§ **DESCRIPTION OF THE TASK**
Check each line for the string "title" and give only the count of lines that have it.

Stored data entries
★ ★ ★ ★

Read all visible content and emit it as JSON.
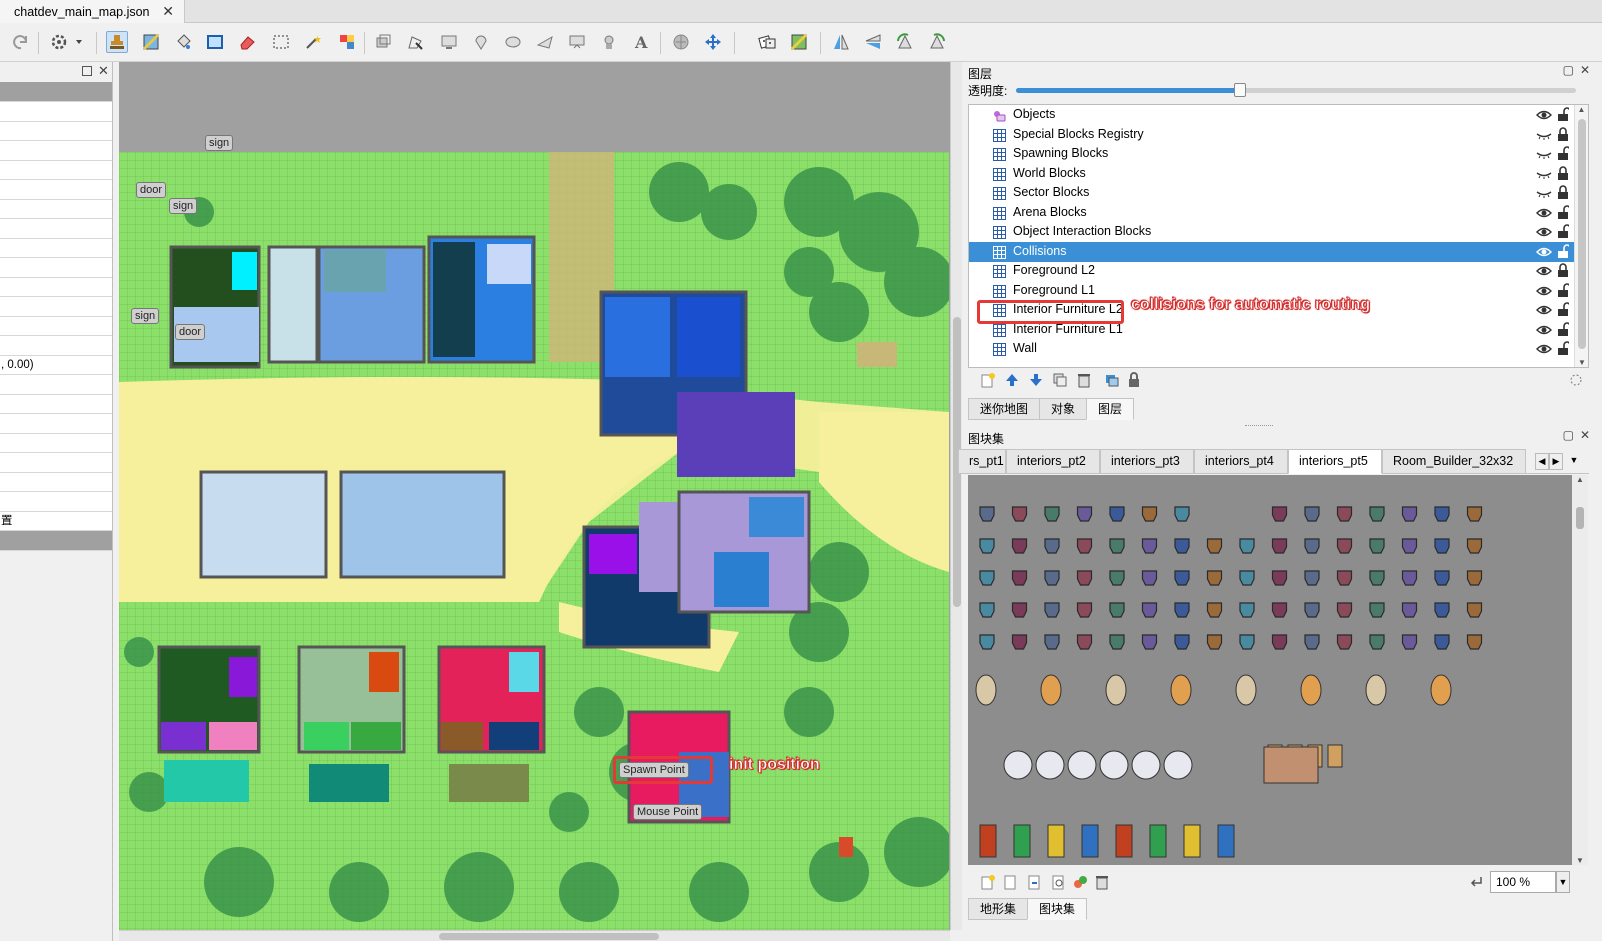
{
  "document_tab": {
    "title": "chatdev_main_map.json"
  },
  "left_panel": {
    "rows": [
      "",
      "",
      "",
      "",
      "",
      "",
      "",
      "",
      "",
      "",
      "",
      "",
      "",
      ", 0.00)",
      "",
      "",
      "",
      "",
      "",
      "",
      "",
      "置"
    ]
  },
  "map": {
    "labels": {
      "sign1": "sign",
      "door1": "door",
      "sign2": "sign",
      "sign3": "sign",
      "door2": "door",
      "spawn": "Spawn Point",
      "mouse": "Mouse Point"
    },
    "annotations": {
      "collisions": "collisions for automatic routing",
      "init": "init position"
    },
    "colors": {
      "grass": "#8be06a",
      "path": "#f4ef9a",
      "highlight": "#e53935"
    }
  },
  "layers_panel": {
    "title": "图层",
    "opacity_label": "透明度:",
    "opacity_value": 0.4,
    "layers": [
      {
        "name": "Objects",
        "type": "object",
        "visible": true,
        "locked": false
      },
      {
        "name": "Special Blocks Registry",
        "type": "tile",
        "visible": false,
        "locked": true
      },
      {
        "name": "Spawning Blocks",
        "type": "tile",
        "visible": false,
        "locked": false
      },
      {
        "name": "World Blocks",
        "type": "tile",
        "visible": false,
        "locked": true
      },
      {
        "name": "Sector Blocks",
        "type": "tile",
        "visible": false,
        "locked": true
      },
      {
        "name": "Arena Blocks",
        "type": "tile",
        "visible": true,
        "locked": false
      },
      {
        "name": "Object Interaction Blocks",
        "type": "tile",
        "visible": true,
        "locked": false
      },
      {
        "name": "Collisions",
        "type": "tile",
        "visible": true,
        "locked": false,
        "selected": true
      },
      {
        "name": "Foreground L2",
        "type": "tile",
        "visible": true,
        "locked": true
      },
      {
        "name": "Foreground L1",
        "type": "tile",
        "visible": true,
        "locked": false
      },
      {
        "name": "Interior Furniture L2",
        "type": "tile",
        "visible": true,
        "locked": false
      },
      {
        "name": "Interior Furniture L1",
        "type": "tile",
        "visible": true,
        "locked": false
      },
      {
        "name": "Wall",
        "type": "tile",
        "visible": true,
        "locked": false
      }
    ],
    "tabs": [
      "迷你地图",
      "对象",
      "图层"
    ],
    "active_tab": "图层"
  },
  "tilesets_panel": {
    "title": "图块集",
    "tabs": [
      "rs_pt1",
      "interiors_pt2",
      "interiors_pt3",
      "interiors_pt4",
      "interiors_pt5",
      "Room_Builder_32x32"
    ],
    "active_tab": "interiors_pt5",
    "zoom": "100 %",
    "bottom_tabs": [
      "地形集",
      "图块集"
    ],
    "active_bottom_tab": "图块集"
  }
}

★ ★ ★ ★

§ **FULL OUTPUT**
3